**WORK INSTRUCTIONS:**
From the listing below, pull each line that includes "Department".

[Items listed in a dataset]
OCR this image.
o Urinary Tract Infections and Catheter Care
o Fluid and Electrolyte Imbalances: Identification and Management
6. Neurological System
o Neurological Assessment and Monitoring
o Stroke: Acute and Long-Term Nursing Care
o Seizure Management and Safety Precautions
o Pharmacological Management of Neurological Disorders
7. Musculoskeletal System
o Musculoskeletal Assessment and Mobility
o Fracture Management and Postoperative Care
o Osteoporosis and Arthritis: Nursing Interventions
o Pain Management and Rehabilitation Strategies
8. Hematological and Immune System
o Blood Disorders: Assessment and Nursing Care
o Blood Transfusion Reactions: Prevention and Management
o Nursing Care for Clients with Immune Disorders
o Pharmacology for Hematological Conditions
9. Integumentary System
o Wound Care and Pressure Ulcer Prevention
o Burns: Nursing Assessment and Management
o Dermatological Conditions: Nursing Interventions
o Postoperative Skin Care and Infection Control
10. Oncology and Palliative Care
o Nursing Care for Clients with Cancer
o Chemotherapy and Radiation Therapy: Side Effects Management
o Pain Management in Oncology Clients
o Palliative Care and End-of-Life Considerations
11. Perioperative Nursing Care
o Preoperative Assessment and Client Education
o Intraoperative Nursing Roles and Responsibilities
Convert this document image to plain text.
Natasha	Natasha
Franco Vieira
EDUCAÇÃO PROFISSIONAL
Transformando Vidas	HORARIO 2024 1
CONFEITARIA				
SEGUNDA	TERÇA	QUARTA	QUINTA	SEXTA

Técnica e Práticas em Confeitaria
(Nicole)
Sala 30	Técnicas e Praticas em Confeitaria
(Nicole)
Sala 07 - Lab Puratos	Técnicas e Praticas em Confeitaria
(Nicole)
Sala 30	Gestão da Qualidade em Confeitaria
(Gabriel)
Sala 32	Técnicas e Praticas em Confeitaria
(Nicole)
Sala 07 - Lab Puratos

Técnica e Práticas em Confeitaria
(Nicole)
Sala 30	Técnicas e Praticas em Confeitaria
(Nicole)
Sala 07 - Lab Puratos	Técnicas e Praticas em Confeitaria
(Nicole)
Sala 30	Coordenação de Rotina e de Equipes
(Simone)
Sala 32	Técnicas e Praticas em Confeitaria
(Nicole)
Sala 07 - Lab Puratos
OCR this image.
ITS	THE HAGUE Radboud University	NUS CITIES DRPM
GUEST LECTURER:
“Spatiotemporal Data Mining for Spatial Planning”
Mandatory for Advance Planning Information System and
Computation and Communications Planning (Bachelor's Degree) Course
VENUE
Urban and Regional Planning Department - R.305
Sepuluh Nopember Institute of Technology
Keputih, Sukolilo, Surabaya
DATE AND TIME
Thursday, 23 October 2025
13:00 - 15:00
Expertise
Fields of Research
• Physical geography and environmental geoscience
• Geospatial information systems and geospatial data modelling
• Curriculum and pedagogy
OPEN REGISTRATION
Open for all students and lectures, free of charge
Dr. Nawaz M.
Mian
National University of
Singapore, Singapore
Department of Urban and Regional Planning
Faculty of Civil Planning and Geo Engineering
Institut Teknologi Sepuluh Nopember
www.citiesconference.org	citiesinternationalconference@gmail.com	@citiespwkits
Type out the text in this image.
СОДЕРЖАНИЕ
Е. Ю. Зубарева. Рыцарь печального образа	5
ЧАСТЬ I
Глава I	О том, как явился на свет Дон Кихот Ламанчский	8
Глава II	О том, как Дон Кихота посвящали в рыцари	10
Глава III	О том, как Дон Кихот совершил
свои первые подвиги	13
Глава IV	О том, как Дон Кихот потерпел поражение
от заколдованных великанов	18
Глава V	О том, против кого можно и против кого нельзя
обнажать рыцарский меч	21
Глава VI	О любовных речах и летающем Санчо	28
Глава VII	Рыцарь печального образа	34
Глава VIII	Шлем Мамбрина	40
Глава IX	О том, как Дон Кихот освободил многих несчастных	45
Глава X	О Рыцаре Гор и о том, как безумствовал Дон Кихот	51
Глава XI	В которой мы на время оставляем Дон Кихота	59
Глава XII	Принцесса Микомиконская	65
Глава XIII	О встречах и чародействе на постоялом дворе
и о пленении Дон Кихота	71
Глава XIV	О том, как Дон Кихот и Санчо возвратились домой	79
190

**WORKED ANSWER:**
Urban and Regional Planning Department - R.305
Department of Urban and Regional Planning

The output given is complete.